● **Task**: Please return the full listing. Every line must match exactly.

□ □ □ □ □ □ □

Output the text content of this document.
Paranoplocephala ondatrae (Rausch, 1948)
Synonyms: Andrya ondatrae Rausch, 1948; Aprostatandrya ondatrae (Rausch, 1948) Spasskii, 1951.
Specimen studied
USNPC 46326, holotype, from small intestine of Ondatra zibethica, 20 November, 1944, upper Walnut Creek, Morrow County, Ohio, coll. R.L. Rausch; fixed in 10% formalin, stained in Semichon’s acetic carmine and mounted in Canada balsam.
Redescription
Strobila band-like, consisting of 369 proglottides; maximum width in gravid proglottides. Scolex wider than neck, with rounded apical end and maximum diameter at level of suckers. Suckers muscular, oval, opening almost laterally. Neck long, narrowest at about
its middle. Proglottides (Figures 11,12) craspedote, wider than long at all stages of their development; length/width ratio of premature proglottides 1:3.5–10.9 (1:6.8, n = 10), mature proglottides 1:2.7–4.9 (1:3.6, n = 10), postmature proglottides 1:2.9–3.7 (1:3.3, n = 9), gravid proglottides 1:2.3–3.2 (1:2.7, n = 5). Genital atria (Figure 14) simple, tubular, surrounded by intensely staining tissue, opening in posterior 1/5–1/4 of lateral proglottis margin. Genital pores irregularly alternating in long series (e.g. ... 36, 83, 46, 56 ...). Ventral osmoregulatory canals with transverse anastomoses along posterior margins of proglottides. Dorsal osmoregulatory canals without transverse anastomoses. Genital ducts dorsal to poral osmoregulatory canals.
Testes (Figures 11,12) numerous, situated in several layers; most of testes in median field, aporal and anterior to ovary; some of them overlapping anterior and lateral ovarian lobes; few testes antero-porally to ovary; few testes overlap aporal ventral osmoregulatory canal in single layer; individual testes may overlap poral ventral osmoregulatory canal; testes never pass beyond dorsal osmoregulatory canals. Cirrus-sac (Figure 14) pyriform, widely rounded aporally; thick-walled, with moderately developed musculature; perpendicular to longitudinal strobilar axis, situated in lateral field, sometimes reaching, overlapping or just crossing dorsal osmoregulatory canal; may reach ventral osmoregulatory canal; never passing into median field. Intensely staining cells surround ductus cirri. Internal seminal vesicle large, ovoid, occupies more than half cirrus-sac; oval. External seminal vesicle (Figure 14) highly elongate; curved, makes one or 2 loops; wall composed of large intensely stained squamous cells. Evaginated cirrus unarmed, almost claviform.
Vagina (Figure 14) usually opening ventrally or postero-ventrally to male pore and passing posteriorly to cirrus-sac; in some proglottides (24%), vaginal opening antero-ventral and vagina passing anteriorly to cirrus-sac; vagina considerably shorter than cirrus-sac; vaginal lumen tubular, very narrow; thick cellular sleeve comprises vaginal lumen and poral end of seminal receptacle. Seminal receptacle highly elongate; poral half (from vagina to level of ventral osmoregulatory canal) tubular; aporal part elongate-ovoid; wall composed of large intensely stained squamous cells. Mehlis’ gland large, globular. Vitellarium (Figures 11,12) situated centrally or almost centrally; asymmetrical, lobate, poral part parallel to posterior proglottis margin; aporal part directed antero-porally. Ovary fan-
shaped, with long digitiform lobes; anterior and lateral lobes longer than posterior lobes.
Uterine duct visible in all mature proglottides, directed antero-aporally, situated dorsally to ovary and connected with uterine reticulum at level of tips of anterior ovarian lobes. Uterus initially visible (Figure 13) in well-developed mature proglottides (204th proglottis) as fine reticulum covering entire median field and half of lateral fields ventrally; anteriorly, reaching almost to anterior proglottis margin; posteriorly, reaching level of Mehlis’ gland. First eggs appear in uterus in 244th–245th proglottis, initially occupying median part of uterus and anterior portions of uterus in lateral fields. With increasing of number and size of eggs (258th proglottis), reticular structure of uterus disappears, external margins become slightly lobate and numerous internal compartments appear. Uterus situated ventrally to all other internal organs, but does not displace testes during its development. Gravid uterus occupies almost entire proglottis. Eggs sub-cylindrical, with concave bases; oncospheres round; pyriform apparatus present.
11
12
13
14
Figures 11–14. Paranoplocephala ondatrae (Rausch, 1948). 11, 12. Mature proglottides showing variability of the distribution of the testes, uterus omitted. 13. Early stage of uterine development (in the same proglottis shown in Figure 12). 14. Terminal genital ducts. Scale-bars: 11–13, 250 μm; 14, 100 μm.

□ □ □ □ □ □ □

● **Problem solution**:
Output the text content of this document.
Paranoplocephala ondatrae (Rausch, 1948)
Synonyms: Andrya ondatrae Rausch, 1948; Aprostatandrya ondatrae (Rausch, 1948) Spasskii, 1951.
Specimen studied
USNPC 46326, holotype, from small intestine of Ondatra zibethica, 20 November, 1944, upper Walnut Creek, Morrow County, Ohio, coll. R.L. Rausch; fixed in 10% formalin, stained in Semichon’s acetic carmine and mounted in Canada balsam.
Redescription
Strobila band-like, consisting of 369 proglottides; maximum width in gravid proglottides. Scolex wider than neck, with rounded apical end and maximum diameter at level of suckers. Suckers muscular, oval, opening almost laterally. Neck long, narrowest at about
its middle. Proglottides (Figures 11,12) craspedote, wider than long at all stages of their development; length/width ratio of premature proglottides 1:3.5–10.9 (1:6.8, n = 10), mature proglottides 1:2.7–4.9 (1:3.6, n = 10), postmature proglottides 1:2.9–3.7 (1:3.3, n = 9), gravid proglottides 1:2.3–3.2 (1:2.7, n = 5). Genital atria (Figure 14) simple, tubular, surrounded by intensely staining tissue, opening in posterior 1/5–1/4 of lateral proglottis margin. Genital pores irregularly alternating in long series (e.g. ... 36, 83, 46, 56 ...). Ventral osmoregulatory canals with transverse anastomoses along posterior margins of proglottides. Dorsal osmoregulatory canals without transverse anastomoses. Genital ducts dorsal to poral osmoregulatory canals.
Testes (Figures 11,12) numerous, situated in several layers; most of testes in median field, aporal and anterior to ovary; some of them overlapping anterior and lateral ovarian lobes; few testes antero-porally to ovary; few testes overlap aporal ventral osmoregulatory canal in single layer; individual testes may overlap poral ventral osmoregulatory canal; testes never pass beyond dorsal osmoregulatory canals. Cirrus-sac (Figure 14) pyriform, widely rounded aporally; thick-walled, with moderately developed musculature; perpendicular to longitudinal strobilar axis, situated in lateral field, sometimes reaching, overlapping or just crossing dorsal osmoregulatory canal; may reach ventral osmoregulatory canal; never passing into median field. Intensely staining cells surround ductus cirri. Internal seminal vesicle large, ovoid, occupies more than half cirrus-sac; oval. External seminal vesicle (Figure 14) highly elongate; curved, makes one or 2 loops; wall composed of large intensely stained squamous cells. Evaginated cirrus unarmed, almost claviform.
Vagina (Figure 14) usually opening ventrally or postero-ventrally to male pore and passing posteriorly to cirrus-sac; in some proglottides (24%), vaginal opening antero-ventral and vagina passing anteriorly to cirrus-sac; vagina considerably shorter than cirrus-sac; vaginal lumen tubular, very narrow; thick cellular sleeve comprises vaginal lumen and poral end of seminal receptacle. Seminal receptacle highly elongate; poral half (from vagina to level of ventral osmoregulatory canal) tubular; aporal part elongate-ovoid; wall composed of large intensely stained squamous cells. Mehlis’ gland large, globular. Vitellarium (Figures 11,12) situated centrally or almost centrally; asymmetrical, lobate, poral part parallel to posterior proglottis margin; aporal part directed antero-porally. Ovary fan-
shaped, with long digitiform lobes; anterior and lateral lobes longer than posterior lobes.
Uterine duct visible in all mature proglottides, directed antero-aporally, situated dorsally to ovary and connected with uterine reticulum at level of tips of anterior ovarian lobes. Uterus initially visible (Figure 13) in well-developed mature proglottides (204th proglottis) as fine reticulum covering entire median field and half of lateral fields ventrally; anteriorly, reaching almost to anterior proglottis margin; posteriorly, reaching level of Mehlis’ gland. First eggs appear in uterus in 244th–245th proglottis, initially occupying median part of uterus and anterior portions of uterus in lateral fields. With increasing of number and size of eggs (258th proglottis), reticular structure of uterus disappears, external margins become slightly lobate and numerous internal compartments appear. Uterus situated ventrally to all other internal organs, but does not displace testes during its development. Gravid uterus occupies almost entire proglottis. Eggs sub-cylindrical, with concave bases; oncospheres round; pyriform apparatus present.
11
12
13
14
Figures 11–14. Paranoplocephala ondatrae (Rausch, 1948). 11, 12. Mature proglottides showing variability of the distribution of the testes, uterus omitted. 13. Early stage of uterine development (in the same proglottis shown in Figure 12). 14. Terminal genital ducts. Scale-bars: 11–13, 250 μm; 14, 100 μm.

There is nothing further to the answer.